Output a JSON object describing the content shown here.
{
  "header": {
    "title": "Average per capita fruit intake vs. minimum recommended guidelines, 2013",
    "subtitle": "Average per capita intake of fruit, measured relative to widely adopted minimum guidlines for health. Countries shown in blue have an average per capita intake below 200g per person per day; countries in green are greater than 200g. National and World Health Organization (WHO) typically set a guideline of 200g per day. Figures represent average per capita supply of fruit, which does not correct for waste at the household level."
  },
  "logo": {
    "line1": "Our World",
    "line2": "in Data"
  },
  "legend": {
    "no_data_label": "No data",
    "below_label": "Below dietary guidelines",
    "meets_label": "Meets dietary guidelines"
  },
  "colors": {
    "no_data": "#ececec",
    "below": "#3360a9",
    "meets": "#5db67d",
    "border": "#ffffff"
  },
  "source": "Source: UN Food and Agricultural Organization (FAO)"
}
○ ○ ○ ○
● **Short problem**: Quote all of the entries verbatim.

● **Exercise response**:
Output a JSON object describing the content shown here.
{
  "header": {
    "title": "Average per capita fruit intake vs. minimum recommended guidelines, 2013",
    "subtitle": "Average per capita intake of fruit, measured relative to widely adopted minimum guidlines for health. Countries shown in blue have an average per capita intake below 200g per person per day; countries in green are greater than 200g. National and World Health Organization (WHO) typically set a guideline of 200g per day. Figures represent average per capita supply of fruit, which does not correct for waste at the household level."
  },
  "logo": {
    "line1": "Our World",
    "line2": "in Data"
  },
  "legend": {
    "no_data_label": "No data",
    "below_label": "Below dietary guidelines",
    "meets_label": "Meets dietary guidelines"
  },
  "colors": {
    "no_data": "#ececec",
    "below": "#3360a9",
    "meets": "#5db67d",
    "border": "#ffffff"
  },
  "source": "Source: UN Food and Agricultural Organization (FAO)"
}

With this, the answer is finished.